▸ **DESCRIPTION OF THE TASK**:
State how many lines in the entries below contain the string "CORTESIA". Give only the number.

▸ **GIVEN INFORMATION**:
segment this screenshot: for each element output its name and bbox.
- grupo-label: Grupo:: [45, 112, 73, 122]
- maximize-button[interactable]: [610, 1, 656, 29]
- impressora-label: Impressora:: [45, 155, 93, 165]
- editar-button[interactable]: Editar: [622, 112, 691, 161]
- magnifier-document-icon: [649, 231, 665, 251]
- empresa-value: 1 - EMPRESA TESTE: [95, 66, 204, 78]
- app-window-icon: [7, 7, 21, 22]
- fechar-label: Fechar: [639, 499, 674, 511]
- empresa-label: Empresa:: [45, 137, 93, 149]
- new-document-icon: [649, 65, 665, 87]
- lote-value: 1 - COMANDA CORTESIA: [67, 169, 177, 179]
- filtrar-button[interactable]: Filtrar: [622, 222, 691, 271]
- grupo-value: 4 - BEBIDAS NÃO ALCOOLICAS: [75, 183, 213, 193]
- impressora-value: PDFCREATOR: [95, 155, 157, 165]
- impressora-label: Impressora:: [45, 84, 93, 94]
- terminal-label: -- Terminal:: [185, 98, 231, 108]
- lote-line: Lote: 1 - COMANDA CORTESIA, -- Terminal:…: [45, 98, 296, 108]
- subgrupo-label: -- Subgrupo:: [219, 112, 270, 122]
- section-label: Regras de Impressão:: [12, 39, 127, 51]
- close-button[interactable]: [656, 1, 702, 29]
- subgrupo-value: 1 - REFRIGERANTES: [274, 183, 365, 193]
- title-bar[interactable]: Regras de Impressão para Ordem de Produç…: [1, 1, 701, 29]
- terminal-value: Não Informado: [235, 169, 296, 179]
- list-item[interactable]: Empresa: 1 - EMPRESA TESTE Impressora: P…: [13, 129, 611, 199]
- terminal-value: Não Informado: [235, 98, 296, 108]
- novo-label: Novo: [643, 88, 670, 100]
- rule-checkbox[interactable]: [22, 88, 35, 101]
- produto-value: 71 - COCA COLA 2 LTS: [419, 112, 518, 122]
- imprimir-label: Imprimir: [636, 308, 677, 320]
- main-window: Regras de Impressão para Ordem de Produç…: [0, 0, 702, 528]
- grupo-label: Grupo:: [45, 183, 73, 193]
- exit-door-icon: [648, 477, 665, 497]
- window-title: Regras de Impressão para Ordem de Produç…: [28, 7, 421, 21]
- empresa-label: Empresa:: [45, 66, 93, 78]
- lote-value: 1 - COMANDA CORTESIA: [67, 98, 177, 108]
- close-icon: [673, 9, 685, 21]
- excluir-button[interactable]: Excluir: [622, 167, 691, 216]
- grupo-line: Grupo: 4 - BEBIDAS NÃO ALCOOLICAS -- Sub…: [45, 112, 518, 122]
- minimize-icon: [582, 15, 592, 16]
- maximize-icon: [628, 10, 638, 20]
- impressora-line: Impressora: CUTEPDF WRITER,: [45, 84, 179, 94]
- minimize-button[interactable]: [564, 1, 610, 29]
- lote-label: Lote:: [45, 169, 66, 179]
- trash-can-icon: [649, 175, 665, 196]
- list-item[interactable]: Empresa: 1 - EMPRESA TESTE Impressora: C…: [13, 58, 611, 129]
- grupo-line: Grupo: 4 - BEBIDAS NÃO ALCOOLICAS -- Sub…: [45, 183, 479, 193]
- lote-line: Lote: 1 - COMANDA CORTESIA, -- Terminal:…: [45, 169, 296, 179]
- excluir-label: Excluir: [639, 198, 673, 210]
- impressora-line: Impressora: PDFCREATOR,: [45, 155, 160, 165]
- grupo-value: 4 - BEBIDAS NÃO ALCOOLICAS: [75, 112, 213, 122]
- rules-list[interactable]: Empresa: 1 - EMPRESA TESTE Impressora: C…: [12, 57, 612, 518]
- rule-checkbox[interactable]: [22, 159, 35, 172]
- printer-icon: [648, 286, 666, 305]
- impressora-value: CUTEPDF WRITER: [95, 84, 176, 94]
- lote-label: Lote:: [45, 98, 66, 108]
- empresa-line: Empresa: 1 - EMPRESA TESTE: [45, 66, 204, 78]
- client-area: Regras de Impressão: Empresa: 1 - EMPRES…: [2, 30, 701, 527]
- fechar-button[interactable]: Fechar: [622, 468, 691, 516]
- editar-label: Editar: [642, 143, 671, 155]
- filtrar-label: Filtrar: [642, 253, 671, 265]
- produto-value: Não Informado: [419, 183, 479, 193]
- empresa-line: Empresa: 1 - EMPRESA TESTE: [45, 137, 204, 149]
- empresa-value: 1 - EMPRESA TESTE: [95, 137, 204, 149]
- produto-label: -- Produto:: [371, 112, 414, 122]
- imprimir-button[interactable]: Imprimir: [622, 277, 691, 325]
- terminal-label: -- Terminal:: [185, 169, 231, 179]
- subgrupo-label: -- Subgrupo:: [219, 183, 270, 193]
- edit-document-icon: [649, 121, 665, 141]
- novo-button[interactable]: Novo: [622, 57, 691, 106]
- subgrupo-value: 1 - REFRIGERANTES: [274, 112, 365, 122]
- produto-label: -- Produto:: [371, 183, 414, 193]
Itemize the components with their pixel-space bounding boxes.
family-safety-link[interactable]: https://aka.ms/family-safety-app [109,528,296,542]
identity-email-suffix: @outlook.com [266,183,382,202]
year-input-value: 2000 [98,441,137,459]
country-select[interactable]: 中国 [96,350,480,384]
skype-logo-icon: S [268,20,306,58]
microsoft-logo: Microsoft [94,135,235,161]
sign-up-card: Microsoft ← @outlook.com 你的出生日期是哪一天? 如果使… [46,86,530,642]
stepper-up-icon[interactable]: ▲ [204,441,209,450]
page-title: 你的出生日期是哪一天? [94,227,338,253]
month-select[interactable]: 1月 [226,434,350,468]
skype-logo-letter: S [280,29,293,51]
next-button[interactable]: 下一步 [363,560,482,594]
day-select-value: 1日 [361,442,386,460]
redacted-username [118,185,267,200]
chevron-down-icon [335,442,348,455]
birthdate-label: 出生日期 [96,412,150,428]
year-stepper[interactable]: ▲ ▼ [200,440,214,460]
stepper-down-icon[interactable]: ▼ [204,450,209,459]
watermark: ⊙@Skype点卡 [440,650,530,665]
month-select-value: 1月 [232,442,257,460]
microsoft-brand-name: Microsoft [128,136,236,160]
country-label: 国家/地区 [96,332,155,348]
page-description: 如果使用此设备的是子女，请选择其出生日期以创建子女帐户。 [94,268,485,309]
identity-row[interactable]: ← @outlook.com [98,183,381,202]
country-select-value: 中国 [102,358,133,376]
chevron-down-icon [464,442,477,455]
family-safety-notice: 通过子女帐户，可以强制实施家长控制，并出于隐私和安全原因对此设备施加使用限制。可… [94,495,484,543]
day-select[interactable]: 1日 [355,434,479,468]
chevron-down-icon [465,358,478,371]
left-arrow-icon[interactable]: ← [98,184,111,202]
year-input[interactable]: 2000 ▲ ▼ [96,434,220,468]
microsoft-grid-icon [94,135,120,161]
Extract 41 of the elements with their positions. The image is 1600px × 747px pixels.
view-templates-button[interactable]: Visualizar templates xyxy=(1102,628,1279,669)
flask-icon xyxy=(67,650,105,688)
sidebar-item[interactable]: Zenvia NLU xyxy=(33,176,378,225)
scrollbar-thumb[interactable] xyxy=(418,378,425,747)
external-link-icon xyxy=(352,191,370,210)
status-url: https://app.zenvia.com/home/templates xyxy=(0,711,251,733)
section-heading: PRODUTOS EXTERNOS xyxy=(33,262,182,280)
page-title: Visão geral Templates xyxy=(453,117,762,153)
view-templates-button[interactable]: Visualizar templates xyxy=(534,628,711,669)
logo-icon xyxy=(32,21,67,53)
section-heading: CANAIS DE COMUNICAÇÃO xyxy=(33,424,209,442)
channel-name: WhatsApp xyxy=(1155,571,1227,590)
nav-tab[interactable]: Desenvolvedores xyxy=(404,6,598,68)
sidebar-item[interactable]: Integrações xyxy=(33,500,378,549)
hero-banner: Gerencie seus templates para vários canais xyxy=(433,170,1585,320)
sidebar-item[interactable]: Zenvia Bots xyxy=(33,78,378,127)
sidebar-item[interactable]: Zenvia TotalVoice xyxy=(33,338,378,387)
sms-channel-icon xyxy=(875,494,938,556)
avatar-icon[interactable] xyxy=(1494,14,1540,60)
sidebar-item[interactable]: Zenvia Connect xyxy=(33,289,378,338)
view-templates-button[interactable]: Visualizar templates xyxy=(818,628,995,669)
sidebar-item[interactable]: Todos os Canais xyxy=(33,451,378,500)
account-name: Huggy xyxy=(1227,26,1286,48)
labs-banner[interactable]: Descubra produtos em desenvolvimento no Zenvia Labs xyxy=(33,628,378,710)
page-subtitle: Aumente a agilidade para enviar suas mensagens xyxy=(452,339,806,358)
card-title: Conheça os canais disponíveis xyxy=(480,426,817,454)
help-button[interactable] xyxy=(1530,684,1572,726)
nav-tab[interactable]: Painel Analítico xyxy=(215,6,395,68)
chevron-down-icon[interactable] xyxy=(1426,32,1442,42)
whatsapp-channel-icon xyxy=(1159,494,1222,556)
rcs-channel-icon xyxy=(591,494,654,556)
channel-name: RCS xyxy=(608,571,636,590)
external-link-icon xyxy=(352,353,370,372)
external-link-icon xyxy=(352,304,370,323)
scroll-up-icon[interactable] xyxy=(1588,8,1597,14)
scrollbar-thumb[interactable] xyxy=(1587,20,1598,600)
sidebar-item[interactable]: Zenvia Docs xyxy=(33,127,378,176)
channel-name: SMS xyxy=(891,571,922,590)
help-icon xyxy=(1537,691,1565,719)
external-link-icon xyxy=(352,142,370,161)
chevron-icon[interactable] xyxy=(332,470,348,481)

▸ **RESULT OF THE TASK**:
4